→ **EXERCISE AIM**
The lines to be extracted begin at the line containing "Read all visible content and emit it as JSON." and end at the last line of the data below; copy them exactly and leave out the pictures.

BEGIN INFORMATION GIVEN

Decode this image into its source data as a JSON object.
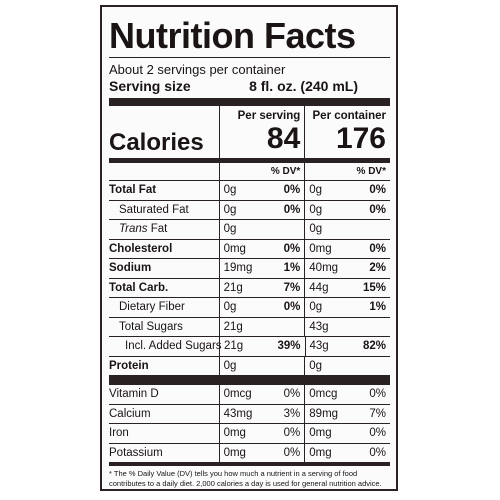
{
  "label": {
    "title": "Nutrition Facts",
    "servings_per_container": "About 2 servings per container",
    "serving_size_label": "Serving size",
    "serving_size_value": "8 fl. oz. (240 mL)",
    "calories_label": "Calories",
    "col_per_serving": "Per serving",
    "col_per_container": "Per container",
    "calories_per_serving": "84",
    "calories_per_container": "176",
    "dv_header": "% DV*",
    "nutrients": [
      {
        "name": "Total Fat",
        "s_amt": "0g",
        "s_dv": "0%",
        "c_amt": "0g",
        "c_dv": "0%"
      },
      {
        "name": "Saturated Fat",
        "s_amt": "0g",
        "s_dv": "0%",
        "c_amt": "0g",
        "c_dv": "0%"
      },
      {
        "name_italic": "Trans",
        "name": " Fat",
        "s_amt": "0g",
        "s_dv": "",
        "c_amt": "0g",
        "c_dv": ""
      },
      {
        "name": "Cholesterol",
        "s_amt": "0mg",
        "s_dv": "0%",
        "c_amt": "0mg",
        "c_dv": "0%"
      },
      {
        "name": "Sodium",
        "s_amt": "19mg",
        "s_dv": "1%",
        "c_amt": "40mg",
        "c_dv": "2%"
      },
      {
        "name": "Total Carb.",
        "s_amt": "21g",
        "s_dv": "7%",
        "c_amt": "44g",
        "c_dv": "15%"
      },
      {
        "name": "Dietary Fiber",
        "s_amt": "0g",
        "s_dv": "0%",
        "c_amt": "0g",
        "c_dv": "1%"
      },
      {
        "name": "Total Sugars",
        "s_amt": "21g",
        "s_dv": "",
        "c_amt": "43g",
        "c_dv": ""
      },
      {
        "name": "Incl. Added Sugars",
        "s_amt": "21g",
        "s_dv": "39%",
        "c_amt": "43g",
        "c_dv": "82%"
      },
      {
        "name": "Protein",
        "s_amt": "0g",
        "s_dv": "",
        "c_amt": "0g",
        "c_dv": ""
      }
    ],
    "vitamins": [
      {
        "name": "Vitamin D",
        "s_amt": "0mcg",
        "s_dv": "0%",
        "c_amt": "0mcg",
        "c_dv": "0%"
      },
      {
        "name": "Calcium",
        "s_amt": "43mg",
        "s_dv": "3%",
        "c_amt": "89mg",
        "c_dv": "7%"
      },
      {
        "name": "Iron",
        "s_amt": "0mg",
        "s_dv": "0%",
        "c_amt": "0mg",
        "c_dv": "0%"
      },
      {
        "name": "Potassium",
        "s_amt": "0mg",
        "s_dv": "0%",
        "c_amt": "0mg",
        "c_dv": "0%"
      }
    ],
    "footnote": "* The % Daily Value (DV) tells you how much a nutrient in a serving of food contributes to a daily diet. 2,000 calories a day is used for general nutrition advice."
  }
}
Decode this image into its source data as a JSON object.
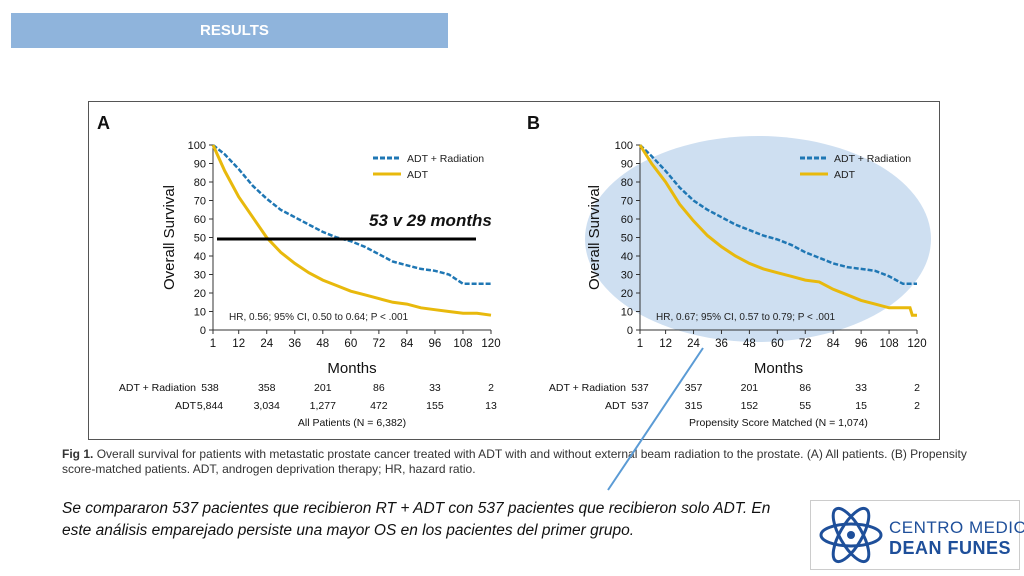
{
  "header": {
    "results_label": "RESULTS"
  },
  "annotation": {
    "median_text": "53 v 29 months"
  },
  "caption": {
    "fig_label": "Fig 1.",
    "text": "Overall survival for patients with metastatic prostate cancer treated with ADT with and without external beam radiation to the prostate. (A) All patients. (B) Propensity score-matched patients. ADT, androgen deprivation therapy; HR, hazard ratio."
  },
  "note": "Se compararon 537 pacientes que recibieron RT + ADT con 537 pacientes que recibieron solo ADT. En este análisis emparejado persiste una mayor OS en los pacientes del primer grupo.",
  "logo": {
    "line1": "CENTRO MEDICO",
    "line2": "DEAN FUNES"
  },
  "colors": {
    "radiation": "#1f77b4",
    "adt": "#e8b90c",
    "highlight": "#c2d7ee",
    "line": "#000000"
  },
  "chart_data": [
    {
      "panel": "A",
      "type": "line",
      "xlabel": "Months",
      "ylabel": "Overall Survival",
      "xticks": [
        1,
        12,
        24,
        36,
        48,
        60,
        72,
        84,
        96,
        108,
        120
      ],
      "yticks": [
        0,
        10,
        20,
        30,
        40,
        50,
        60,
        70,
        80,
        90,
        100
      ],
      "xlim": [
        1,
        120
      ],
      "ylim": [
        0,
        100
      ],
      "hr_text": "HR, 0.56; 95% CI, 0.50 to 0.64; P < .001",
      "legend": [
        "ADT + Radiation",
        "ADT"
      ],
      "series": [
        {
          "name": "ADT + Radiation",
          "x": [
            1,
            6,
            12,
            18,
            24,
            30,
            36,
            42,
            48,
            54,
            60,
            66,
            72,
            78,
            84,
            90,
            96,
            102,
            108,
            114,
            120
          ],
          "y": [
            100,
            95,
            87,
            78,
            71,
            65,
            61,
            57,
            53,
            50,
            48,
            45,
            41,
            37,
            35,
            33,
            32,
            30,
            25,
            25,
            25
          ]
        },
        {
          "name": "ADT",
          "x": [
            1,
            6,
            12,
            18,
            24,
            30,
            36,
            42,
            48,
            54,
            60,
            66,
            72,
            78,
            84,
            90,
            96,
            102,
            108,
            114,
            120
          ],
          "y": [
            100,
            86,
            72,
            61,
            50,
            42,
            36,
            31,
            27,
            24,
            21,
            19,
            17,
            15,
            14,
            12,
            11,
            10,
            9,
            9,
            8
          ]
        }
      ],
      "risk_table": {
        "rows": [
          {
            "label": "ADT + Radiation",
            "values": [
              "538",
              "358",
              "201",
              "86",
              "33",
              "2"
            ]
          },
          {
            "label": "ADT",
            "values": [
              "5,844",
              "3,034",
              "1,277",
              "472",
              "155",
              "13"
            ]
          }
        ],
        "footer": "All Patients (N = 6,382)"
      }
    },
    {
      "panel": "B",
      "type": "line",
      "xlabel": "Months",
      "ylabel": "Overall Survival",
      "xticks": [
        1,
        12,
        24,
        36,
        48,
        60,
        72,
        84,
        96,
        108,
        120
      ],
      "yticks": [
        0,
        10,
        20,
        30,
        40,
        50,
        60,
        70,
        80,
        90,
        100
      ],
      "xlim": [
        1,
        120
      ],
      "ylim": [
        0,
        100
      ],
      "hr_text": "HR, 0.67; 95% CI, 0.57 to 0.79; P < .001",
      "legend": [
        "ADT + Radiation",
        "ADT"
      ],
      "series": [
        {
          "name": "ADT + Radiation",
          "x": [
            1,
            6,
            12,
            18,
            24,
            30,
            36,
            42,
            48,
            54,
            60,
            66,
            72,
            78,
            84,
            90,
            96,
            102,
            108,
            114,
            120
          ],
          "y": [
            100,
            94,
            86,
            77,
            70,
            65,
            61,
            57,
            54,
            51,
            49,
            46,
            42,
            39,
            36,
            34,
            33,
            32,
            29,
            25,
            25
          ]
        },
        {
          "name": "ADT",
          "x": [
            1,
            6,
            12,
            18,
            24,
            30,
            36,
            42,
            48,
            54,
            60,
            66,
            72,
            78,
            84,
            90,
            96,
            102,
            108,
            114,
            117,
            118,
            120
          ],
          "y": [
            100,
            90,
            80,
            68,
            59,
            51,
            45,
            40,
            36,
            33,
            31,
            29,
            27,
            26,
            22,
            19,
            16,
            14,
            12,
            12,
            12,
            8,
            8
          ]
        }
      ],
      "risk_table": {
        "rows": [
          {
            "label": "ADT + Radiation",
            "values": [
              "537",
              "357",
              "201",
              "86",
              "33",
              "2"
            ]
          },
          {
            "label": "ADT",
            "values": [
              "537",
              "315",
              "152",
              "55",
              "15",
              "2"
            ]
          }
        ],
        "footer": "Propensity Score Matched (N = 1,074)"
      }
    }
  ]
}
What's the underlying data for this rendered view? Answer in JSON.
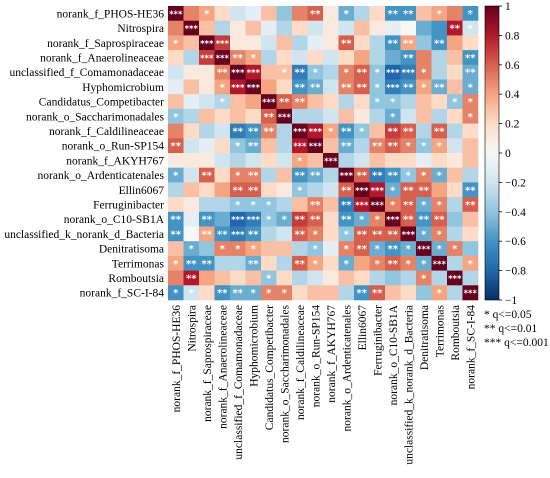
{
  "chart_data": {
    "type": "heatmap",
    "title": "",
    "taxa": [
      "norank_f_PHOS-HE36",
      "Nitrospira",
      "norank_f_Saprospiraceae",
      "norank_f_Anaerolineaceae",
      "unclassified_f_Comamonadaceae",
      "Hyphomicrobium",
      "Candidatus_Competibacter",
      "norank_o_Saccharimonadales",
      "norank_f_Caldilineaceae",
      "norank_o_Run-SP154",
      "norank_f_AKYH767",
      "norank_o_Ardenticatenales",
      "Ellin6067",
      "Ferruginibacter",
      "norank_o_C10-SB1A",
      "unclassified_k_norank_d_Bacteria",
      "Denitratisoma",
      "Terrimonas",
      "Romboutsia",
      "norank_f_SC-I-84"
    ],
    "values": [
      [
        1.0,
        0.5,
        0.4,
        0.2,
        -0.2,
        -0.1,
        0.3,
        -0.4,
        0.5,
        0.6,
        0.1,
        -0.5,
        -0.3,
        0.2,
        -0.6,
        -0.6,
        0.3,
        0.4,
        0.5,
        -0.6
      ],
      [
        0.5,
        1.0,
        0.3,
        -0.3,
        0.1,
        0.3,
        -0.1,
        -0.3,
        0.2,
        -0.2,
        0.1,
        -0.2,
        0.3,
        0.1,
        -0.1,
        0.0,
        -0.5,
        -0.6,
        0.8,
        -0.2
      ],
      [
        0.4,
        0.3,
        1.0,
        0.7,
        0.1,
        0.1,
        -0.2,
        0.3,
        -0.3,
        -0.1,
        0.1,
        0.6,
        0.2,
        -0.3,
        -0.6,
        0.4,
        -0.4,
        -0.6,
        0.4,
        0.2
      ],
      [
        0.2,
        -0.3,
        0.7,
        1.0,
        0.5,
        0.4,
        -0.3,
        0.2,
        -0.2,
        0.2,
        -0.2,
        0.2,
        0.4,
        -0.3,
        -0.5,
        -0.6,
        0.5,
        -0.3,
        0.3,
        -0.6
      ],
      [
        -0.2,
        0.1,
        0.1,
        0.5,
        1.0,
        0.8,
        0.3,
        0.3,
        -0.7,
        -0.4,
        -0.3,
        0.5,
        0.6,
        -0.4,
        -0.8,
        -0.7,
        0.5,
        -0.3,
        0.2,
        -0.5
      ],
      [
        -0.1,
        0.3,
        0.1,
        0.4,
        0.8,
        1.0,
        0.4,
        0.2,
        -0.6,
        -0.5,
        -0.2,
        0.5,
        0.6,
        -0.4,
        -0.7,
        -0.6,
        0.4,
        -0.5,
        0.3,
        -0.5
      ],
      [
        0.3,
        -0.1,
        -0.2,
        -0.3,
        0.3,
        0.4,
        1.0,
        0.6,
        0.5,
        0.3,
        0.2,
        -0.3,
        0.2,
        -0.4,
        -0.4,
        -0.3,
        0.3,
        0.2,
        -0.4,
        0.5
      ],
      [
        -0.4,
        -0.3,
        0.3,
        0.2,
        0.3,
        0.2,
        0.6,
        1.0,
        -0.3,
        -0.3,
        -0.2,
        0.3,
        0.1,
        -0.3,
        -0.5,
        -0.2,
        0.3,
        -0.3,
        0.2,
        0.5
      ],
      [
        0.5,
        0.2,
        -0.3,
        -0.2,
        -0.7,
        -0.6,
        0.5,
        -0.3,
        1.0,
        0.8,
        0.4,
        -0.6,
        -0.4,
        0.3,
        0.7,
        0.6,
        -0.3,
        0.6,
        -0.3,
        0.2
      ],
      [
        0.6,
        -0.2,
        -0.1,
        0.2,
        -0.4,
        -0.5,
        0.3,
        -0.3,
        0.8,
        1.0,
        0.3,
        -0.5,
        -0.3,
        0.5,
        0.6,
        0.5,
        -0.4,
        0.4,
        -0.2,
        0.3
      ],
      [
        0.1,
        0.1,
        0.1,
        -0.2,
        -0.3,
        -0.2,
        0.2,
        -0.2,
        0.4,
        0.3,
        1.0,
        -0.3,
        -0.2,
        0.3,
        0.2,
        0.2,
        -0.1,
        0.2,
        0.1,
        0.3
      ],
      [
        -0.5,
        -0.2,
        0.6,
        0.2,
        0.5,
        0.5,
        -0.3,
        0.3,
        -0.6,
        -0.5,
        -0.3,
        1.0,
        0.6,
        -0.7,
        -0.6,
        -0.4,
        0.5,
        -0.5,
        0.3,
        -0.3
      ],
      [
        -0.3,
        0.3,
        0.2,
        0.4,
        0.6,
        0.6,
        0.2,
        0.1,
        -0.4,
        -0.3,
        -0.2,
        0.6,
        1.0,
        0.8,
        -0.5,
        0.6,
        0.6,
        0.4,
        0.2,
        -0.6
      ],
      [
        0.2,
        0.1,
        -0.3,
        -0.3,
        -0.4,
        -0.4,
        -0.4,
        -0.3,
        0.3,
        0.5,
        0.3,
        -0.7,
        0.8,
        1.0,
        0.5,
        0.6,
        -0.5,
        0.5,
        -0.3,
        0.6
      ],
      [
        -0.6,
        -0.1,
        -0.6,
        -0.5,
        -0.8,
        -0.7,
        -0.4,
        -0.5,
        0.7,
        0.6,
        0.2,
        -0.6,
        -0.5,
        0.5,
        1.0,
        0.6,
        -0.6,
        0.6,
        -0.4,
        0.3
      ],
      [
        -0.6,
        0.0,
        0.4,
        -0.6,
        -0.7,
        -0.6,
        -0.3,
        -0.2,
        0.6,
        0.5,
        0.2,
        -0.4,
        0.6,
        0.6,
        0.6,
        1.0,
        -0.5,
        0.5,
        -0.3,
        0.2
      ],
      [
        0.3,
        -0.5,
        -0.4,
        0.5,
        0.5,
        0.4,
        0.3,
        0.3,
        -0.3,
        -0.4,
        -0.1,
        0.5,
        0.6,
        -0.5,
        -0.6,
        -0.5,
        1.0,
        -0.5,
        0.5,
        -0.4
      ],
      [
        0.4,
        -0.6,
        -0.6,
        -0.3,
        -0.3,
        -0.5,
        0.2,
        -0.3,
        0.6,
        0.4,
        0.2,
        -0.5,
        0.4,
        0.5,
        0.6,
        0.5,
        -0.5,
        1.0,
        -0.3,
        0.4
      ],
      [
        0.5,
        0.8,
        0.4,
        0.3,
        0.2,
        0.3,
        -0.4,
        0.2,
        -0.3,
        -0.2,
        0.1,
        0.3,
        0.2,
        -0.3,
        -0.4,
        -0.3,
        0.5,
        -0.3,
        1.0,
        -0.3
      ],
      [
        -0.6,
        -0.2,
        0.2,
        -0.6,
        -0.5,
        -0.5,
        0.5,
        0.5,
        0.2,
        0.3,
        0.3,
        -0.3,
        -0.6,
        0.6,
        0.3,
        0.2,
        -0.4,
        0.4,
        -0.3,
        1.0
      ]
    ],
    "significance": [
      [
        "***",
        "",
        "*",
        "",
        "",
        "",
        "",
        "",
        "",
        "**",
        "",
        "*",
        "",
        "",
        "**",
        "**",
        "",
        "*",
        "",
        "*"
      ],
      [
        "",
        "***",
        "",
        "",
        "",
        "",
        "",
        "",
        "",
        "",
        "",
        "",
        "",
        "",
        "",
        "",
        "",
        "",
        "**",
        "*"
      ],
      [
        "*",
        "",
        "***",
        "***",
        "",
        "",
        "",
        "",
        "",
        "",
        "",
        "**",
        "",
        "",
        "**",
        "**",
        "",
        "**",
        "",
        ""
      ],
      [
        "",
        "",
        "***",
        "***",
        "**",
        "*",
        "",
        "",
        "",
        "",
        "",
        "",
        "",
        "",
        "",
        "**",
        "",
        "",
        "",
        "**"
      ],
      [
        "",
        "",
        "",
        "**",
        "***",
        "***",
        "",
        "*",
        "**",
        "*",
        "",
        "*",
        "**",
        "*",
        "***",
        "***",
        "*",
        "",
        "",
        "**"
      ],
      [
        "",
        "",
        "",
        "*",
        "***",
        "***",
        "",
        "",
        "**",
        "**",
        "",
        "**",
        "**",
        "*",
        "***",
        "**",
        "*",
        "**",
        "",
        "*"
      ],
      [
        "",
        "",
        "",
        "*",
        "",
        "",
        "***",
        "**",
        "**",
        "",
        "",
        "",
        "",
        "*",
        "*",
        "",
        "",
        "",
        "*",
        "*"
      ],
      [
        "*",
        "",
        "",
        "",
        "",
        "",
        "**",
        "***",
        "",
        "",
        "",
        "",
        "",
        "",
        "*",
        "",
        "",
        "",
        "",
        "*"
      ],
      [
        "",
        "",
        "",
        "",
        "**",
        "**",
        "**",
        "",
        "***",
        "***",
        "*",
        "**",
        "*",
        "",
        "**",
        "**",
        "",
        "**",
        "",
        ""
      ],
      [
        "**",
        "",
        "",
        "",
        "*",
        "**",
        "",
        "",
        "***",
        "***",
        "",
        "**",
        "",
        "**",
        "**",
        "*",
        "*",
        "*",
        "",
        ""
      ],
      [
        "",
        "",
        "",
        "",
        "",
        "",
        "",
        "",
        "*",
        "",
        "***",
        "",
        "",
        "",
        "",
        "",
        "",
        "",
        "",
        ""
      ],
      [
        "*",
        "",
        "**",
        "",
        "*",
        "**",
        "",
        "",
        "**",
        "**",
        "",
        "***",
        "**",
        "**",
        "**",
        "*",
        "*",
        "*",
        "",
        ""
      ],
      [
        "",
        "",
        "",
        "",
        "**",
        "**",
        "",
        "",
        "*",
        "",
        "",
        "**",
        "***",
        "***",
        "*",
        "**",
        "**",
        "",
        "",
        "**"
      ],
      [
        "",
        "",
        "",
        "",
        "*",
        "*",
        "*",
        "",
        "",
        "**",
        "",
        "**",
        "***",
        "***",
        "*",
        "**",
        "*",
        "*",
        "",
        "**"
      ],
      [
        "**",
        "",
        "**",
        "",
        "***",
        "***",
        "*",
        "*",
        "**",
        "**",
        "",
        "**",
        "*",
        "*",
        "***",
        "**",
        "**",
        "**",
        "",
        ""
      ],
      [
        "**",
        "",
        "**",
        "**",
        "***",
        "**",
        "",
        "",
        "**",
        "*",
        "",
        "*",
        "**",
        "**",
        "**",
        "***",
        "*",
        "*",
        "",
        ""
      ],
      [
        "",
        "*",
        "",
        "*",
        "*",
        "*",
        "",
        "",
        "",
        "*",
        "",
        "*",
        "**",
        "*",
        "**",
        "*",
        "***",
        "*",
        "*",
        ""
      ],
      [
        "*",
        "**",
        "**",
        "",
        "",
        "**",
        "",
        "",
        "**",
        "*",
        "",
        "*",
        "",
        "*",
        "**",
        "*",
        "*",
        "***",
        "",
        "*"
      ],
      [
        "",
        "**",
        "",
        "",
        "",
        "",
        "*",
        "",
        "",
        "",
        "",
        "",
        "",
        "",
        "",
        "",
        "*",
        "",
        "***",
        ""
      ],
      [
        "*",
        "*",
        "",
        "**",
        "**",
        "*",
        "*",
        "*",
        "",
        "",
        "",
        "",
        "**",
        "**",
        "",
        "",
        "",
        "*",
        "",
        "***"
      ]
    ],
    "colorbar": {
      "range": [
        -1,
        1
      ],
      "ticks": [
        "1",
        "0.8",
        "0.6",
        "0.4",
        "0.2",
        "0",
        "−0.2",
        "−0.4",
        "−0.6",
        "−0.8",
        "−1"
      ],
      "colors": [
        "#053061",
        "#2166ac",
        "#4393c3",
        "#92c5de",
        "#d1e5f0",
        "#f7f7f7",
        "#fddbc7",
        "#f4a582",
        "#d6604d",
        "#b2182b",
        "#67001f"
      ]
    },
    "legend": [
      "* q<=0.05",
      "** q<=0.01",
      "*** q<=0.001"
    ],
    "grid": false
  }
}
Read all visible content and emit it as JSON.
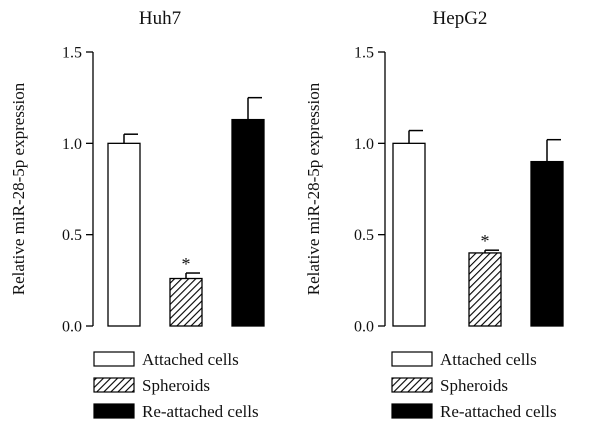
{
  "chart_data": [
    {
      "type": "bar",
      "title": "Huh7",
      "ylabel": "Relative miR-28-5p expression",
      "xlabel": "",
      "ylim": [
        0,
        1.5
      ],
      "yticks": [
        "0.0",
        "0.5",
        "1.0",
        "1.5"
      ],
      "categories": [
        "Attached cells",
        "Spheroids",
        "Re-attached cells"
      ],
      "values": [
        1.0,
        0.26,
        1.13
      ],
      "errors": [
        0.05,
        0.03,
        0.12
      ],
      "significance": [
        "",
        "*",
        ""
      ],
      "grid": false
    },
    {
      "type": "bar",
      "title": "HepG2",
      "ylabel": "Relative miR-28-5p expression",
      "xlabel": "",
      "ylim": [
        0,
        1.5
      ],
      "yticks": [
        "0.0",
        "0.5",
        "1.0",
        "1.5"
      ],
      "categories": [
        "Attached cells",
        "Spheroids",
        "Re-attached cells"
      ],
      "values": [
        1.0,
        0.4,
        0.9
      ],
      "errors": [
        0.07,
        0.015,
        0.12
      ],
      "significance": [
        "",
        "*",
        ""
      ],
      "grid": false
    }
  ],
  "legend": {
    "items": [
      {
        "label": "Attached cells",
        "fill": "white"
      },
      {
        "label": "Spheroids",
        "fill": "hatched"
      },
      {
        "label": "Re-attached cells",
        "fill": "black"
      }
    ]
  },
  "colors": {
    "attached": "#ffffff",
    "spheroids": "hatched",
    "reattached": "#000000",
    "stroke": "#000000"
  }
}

END INFORMATION GIVEN

→ **ANSWER AREA**
Read all visible content and emit it as JSON.
{
  "chart_data": [
    {
      "type": "bar",
      "title": "Huh7",
      "ylabel": "Relative miR-28-5p expression",
      "xlabel": "",
      "ylim": [
        0,
        1.5
      ],
      "yticks": [
        "0.0",
        "0.5",
        "1.0",
        "1.5"
      ],
      "categories": [
        "Attached cells",
        "Spheroids",
        "Re-attached cells"
      ],
      "values": [
        1.0,
        0.26,
        1.13
      ],
      "errors": [
        0.05,
        0.03,
        0.12
      ],
      "significance": [
        "",
        "*",
        ""
      ],
      "grid": false
    },
    {
      "type": "bar",
      "title": "HepG2",
      "ylabel": "Relative miR-28-5p expression",
      "xlabel": "",
      "ylim": [
        0,
        1.5
      ],
      "yticks": [
        "0.0",
        "0.5",
        "1.0",
        "1.5"
      ],
      "categories": [
        "Attached cells",
        "Spheroids",
        "Re-attached cells"
      ],
      "values": [
        1.0,
        0.4,
        0.9
      ],
      "errors": [
        0.07,
        0.015,
        0.12
      ],
      "significance": [
        "",
        "*",
        ""
      ],
      "grid": false
    }
  ],
  "legend": {
    "items": [
      {
        "label": "Attached cells",
        "fill": "white"
      },
      {
        "label": "Spheroids",
        "fill": "hatched"
      },
      {
        "label": "Re-attached cells",
        "fill": "black"
      }
    ]
  },
  "colors": {
    "attached": "#ffffff",
    "spheroids": "hatched",
    "reattached": "#000000",
    "stroke": "#000000"
  }
}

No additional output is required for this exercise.